• What to do:
Check each line of the listing below for the string "hervor", and give only how many lines hold it.

• Given information:
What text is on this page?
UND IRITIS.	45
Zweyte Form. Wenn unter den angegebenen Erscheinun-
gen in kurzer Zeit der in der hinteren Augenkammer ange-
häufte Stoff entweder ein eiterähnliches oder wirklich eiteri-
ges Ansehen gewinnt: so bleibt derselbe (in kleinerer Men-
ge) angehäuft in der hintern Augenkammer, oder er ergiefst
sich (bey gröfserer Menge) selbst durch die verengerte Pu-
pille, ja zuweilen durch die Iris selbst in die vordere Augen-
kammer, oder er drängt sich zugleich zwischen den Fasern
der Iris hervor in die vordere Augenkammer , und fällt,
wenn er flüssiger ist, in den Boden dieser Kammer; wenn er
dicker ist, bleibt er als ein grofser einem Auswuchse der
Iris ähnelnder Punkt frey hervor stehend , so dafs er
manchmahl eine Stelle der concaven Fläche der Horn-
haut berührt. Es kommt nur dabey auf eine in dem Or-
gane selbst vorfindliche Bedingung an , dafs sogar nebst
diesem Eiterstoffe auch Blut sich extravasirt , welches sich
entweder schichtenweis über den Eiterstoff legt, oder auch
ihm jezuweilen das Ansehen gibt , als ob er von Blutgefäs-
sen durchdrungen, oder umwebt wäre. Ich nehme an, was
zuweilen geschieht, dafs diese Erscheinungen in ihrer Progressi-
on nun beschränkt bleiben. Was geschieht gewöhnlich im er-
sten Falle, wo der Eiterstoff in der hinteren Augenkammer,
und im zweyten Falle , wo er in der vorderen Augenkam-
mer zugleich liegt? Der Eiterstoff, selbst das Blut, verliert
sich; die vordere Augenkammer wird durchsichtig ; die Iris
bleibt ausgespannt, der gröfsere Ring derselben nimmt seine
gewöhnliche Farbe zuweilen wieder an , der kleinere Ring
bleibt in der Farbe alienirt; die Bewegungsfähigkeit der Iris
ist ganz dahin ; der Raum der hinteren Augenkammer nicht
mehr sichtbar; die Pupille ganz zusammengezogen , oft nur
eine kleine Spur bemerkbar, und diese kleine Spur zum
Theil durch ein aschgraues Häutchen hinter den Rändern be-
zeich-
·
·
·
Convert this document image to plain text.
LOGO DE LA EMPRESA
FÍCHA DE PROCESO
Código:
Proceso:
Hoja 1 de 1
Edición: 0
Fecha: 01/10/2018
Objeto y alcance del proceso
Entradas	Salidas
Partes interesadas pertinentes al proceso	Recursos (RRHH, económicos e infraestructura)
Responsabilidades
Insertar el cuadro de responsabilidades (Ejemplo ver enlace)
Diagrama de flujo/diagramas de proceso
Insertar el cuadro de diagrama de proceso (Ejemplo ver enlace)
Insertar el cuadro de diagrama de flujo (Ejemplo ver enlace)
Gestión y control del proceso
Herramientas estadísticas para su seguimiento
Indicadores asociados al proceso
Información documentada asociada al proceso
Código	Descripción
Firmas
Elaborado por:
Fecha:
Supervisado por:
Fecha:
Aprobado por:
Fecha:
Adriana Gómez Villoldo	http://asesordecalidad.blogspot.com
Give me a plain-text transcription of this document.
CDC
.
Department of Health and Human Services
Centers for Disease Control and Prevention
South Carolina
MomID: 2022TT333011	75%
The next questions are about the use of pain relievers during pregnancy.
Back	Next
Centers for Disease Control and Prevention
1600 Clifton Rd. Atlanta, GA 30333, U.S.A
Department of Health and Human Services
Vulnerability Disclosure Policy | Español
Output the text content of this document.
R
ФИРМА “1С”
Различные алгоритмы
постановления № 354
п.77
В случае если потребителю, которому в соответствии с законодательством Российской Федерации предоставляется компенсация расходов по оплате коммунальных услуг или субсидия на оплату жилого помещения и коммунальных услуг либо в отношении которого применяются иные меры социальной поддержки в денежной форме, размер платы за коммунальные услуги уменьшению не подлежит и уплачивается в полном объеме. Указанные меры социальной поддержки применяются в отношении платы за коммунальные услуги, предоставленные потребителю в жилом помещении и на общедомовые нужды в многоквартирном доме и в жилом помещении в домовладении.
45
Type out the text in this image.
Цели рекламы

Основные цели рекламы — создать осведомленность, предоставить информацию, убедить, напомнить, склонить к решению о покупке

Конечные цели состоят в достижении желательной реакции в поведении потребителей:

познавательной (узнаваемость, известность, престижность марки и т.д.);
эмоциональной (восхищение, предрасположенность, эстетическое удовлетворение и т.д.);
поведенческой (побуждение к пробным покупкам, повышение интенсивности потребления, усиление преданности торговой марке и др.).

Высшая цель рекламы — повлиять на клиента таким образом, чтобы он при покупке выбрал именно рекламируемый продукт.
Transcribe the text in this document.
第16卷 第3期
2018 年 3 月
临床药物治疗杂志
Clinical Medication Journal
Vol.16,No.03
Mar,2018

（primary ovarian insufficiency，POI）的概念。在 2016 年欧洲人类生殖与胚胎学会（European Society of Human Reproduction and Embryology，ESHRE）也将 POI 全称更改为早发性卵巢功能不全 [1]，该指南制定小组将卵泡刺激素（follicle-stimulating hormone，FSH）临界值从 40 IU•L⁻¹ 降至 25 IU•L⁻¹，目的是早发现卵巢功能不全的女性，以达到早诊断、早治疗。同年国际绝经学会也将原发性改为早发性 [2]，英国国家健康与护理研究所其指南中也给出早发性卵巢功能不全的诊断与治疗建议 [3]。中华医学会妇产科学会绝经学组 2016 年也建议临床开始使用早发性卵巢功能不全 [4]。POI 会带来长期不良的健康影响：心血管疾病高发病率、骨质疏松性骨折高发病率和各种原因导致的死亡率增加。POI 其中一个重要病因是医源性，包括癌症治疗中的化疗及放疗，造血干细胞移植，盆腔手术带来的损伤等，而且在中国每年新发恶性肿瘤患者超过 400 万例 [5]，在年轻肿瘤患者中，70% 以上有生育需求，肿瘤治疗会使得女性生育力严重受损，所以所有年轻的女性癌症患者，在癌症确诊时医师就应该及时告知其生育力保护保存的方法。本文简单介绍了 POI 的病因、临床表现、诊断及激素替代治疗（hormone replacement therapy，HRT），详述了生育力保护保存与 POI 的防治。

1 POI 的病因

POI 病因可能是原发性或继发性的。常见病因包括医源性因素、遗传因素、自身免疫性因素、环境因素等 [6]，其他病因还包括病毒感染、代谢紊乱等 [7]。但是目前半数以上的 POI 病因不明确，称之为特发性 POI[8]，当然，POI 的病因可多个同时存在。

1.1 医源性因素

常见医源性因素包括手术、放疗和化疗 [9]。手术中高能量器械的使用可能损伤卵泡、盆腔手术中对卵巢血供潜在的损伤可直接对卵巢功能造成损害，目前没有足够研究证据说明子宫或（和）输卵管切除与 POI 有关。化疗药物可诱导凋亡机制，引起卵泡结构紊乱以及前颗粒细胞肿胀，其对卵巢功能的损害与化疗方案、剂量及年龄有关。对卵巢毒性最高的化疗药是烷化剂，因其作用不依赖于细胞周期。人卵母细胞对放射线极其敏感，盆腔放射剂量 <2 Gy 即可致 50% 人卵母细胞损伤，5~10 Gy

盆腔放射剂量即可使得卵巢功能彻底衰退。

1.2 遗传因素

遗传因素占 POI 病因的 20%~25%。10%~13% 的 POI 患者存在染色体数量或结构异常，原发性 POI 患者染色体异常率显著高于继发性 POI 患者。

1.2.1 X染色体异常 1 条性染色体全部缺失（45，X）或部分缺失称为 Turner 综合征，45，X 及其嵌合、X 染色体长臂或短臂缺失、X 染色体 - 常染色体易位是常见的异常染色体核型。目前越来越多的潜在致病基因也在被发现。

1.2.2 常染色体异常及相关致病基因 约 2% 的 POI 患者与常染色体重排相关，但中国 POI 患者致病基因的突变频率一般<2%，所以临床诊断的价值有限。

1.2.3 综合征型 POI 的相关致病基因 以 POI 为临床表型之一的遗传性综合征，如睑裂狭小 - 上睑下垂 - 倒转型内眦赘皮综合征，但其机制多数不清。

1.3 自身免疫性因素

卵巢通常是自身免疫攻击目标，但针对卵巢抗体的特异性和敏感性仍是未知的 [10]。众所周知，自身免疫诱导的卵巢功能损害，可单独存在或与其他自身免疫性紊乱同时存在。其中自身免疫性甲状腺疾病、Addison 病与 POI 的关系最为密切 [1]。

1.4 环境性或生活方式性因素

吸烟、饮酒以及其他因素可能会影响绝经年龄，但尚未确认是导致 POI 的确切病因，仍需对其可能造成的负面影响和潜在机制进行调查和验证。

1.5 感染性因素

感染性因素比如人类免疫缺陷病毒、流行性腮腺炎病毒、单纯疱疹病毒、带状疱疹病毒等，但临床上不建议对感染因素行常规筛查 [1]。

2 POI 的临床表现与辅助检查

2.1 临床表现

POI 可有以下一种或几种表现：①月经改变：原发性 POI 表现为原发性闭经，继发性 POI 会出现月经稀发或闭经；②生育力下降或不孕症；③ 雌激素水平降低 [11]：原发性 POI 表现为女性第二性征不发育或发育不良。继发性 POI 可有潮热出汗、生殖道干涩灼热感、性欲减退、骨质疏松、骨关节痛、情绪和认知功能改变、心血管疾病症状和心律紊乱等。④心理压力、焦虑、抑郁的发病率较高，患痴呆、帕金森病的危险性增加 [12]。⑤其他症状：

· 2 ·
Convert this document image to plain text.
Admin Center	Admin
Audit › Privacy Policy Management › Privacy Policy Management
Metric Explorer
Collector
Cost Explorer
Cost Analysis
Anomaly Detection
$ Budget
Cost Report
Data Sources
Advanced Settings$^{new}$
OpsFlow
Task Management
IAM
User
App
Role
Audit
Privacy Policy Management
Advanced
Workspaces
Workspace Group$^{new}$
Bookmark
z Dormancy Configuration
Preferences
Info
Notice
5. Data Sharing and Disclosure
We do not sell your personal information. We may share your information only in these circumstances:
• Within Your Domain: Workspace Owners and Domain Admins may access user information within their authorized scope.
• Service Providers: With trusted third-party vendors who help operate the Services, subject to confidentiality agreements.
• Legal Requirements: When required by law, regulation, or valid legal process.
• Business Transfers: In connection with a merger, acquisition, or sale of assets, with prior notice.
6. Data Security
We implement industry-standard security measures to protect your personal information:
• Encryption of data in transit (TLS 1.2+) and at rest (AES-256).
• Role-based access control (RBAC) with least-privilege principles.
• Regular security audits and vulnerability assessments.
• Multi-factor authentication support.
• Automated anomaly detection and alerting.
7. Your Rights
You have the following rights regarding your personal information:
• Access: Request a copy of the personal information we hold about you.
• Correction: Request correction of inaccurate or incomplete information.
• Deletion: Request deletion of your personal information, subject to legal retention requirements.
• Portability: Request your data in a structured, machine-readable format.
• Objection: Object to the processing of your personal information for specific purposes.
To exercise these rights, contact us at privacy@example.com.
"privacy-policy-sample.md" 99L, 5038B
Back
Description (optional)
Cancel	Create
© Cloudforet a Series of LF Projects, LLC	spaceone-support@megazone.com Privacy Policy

• Answer for this exercise:
2